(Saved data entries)
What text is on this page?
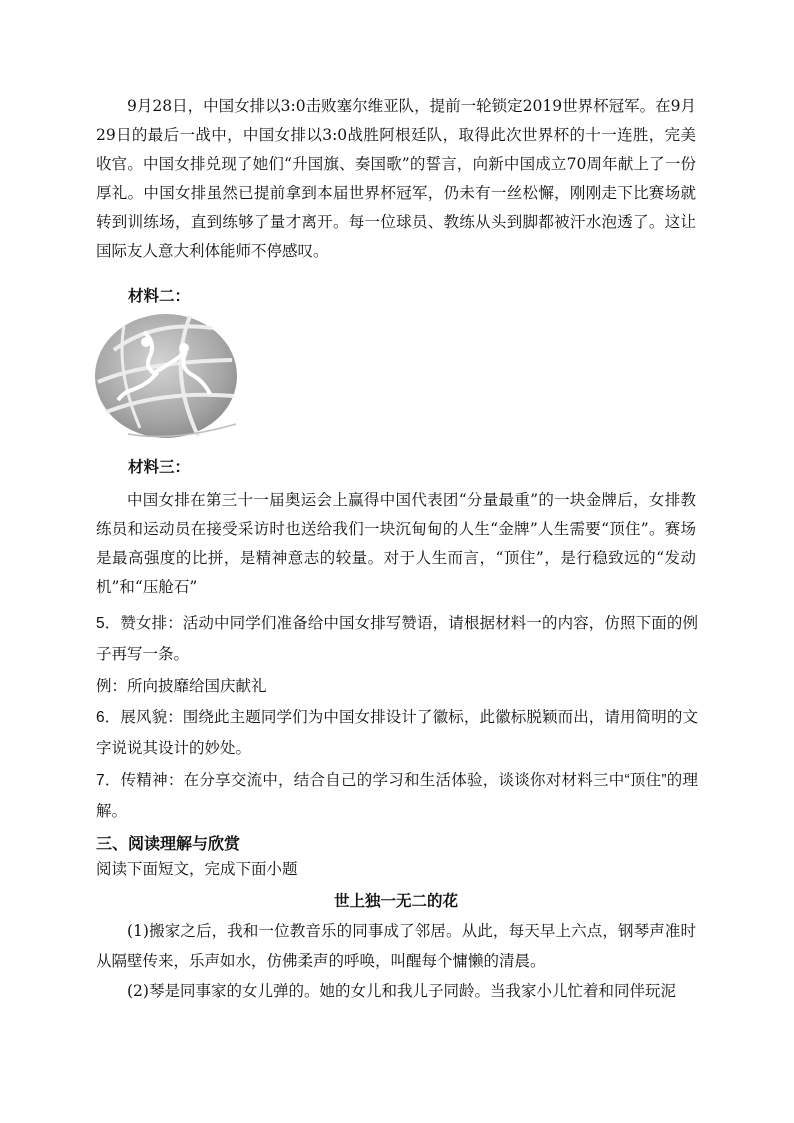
9月28日，中国女排以3:0击败塞尔维亚队，提前一轮锁定2019世界杯冠军。在9月29日的最后一战中，中国女排以3:0战胜阿根廷队，取得此次世界杯的十一连胜，完美收官。中国女排兑现了她们“升国旗、奏国歌”的誓言，向新中国成立70周年献上了一份厚礼。中国女排虽然已提前拿到本届世界杯冠军，仍未有一丝松懈，刚刚走下比赛场就转到训练场，直到练够了量才离开。每一位球员、教练从头到脚都被汗水泡透了。这让国际友人意大利体能师不停感叹。

材料二：

材料三：

中国女排在第三十一届奥运会上赢得中国代表团“分量最重”的一块金牌后，女排教练员和运动员在接受采访时也送给我们一块沉甸甸的人生“金牌”人生需要“顶住”。赛场是最高强度的比拼，是精神意志的较量。对于人生而言，“顶住”，是行稳致远的“发动机”和“压舱石”

5．赞女排：活动中同学们准备给中国女排写赞语，请根据材料一的内容，仿照下面的例子再写一条。

例：所向披靡给国庆献礼

6．展风貌：围绕此主题同学们为中国女排设计了徽标，此徽标脱颖而出，请用简明的文字说说其设计的妙处。

7．传精神：在分享交流中，结合自己的学习和生活体验，谈谈你对材料三中“顶住”的理解。

三、阅读理解与欣赏

阅读下面短文，完成下面小题

世上独一无二的花

(1)搬家之后，我和一位教音乐的同事成了邻居。从此，每天早上六点，钢琴声准时从隔壁传来，乐声如水，仿佛柔声的呼唤，叫醒每个慵懒的清晨。

(2)琴是同事家的女儿弹的。她的女儿和我儿子同龄。当我家小儿忙着和同伴玩泥
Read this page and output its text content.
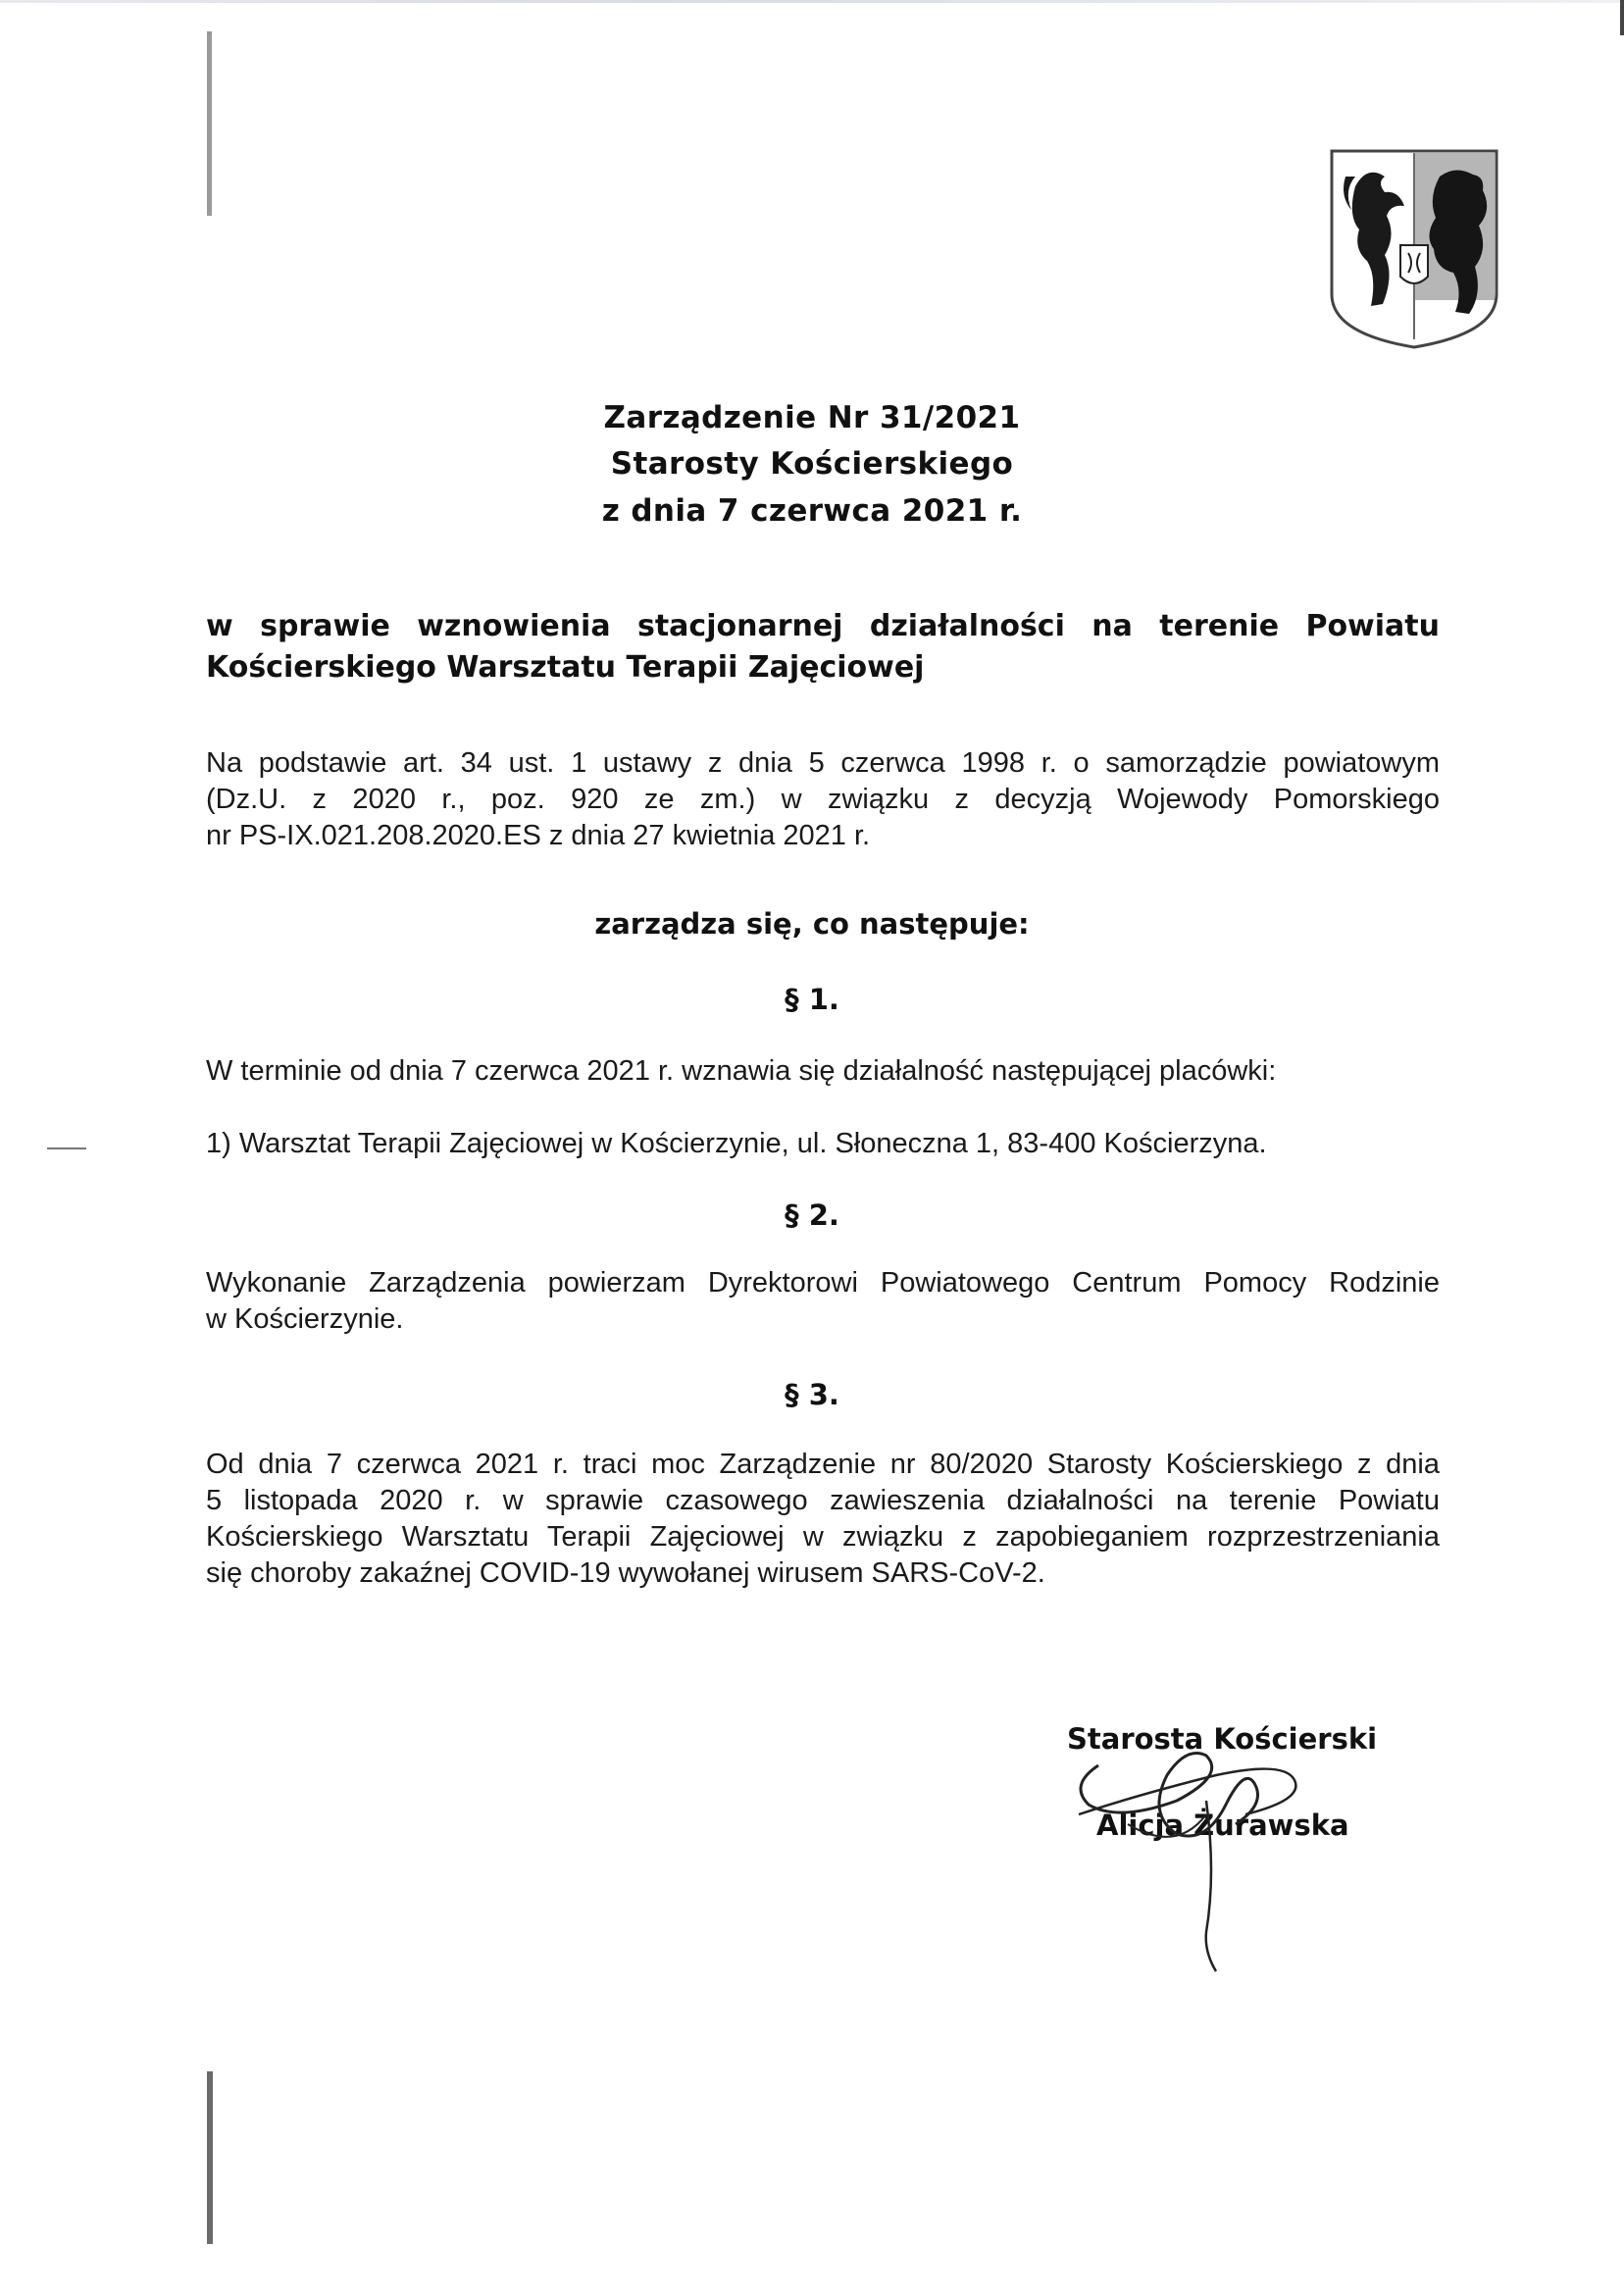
Zarządzenie Nr 31/2021
Starosty Kościerskiego
z dnia 7 czerwca 2021 r.
w sprawie wznowienia stacjonarnej działalności na terenie Powiatu
Kościerskiego Warsztatu Terapii Zajęciowej
Na podstawie art. 34 ust. 1 ustawy z dnia 5 czerwca 1998 r. o samorządzie powiatowym
(Dz.U. z 2020 r., poz. 920 ze zm.) w związku z decyzją Wojewody Pomorskiego
nr PS-IX.021.208.2020.ES z dnia 27 kwietnia 2021 r.
zarządza się, co następuje:
§ 1.
W terminie od dnia 7 czerwca 2021 r. wznawia się działalność następującej placówki:
1) Warsztat Terapii Zajęciowej w Kościerzynie, ul. Słoneczna 1, 83-400 Kościerzyna.
§ 2.
Wykonanie Zarządzenia powierzam Dyrektorowi Powiatowego Centrum Pomocy Rodzinie
w Kościerzynie.
§ 3.
Od dnia 7 czerwca 2021 r. traci moc Zarządzenie nr 80/2020 Starosty Kościerskiego z dnia
5 listopada 2020 r. w sprawie czasowego zawieszenia działalności na terenie Powiatu
Kościerskiego Warsztatu Terapii Zajęciowej w związku z zapobieganiem rozprzestrzeniania
się choroby zakaźnej COVID-19 wywołanej wirusem SARS-CoV-2.
Starosta Kościerski
Alicja Żurawska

■ **Problem details**
Your task is to retype all the entries exactly and leave out any pictures.

■ **Solution**
What text is on this page?
9月28日，中国女排以3:0击败塞尔维亚队，提前一轮锁定2019世界杯冠军。在9月29日的最后一战中，中国女排以3:0战胜阿根廷队，取得此次世界杯的十一连胜，完美收官。中国女排兑现了她们“升国旗、奏国歌”的誓言，向新中国成立70周年献上了一份厚礼。中国女排虽然已提前拿到本届世界杯冠军，仍未有一丝松懈，刚刚走下比赛场就转到训练场，直到练够了量才离开。每一位球员、教练从头到脚都被汗水泡透了。这让国际友人意大利体能师不停感叹。

材料二：

材料三：

中国女排在第三十一届奥运会上赢得中国代表团“分量最重”的一块金牌后，女排教练员和运动员在接受采访时也送给我们一块沉甸甸的人生“金牌”人生需要“顶住”。赛场是最高强度的比拼，是精神意志的较量。对于人生而言，“顶住”，是行稳致远的“发动机”和“压舱石”

5．赞女排：活动中同学们准备给中国女排写赞语，请根据材料一的内容，仿照下面的例子再写一条。

例：所向披靡给国庆献礼

6．展风貌：围绕此主题同学们为中国女排设计了徽标，此徽标脱颖而出，请用简明的文字说说其设计的妙处。

7．传精神：在分享交流中，结合自己的学习和生活体验，谈谈你对材料三中“顶住”的理解。

三、阅读理解与欣赏

阅读下面短文，完成下面小题

世上独一无二的花

(1)搬家之后，我和一位教音乐的同事成了邻居。从此，每天早上六点，钢琴声准时从隔壁传来，乐声如水，仿佛柔声的呼唤，叫醒每个慵懒的清晨。

(2)琴是同事家的女儿弹的。她的女儿和我儿子同龄。当我家小儿忙着和同伴玩泥
Read this page and output its text content.
Zarządzenie Nr 31/2021
Starosty Kościerskiego
z dnia 7 czerwca 2021 r.
w sprawie wznowienia stacjonarnej działalności na terenie Powiatu
Kościerskiego Warsztatu Terapii Zajęciowej
Na podstawie art. 34 ust. 1 ustawy z dnia 5 czerwca 1998 r. o samorządzie powiatowym
(Dz.U. z 2020 r., poz. 920 ze zm.) w związku z decyzją Wojewody Pomorskiego
nr PS-IX.021.208.2020.ES z dnia 27 kwietnia 2021 r.
zarządza się, co następuje:
§ 1.
W terminie od dnia 7 czerwca 2021 r. wznawia się działalność następującej placówki:
1) Warsztat Terapii Zajęciowej w Kościerzynie, ul. Słoneczna 1, 83-400 Kościerzyna.
§ 2.
Wykonanie Zarządzenia powierzam Dyrektorowi Powiatowego Centrum Pomocy Rodzinie
w Kościerzynie.
§ 3.
Od dnia 7 czerwca 2021 r. traci moc Zarządzenie nr 80/2020 Starosty Kościerskiego z dnia
5 listopada 2020 r. w sprawie czasowego zawieszenia działalności na terenie Powiatu
Kościerskiego Warsztatu Terapii Zajęciowej w związku z zapobieganiem rozprzestrzeniania
się choroby zakaźnej COVID-19 wywołanej wirusem SARS-CoV-2.
Starosta Kościerski
Alicja Żurawska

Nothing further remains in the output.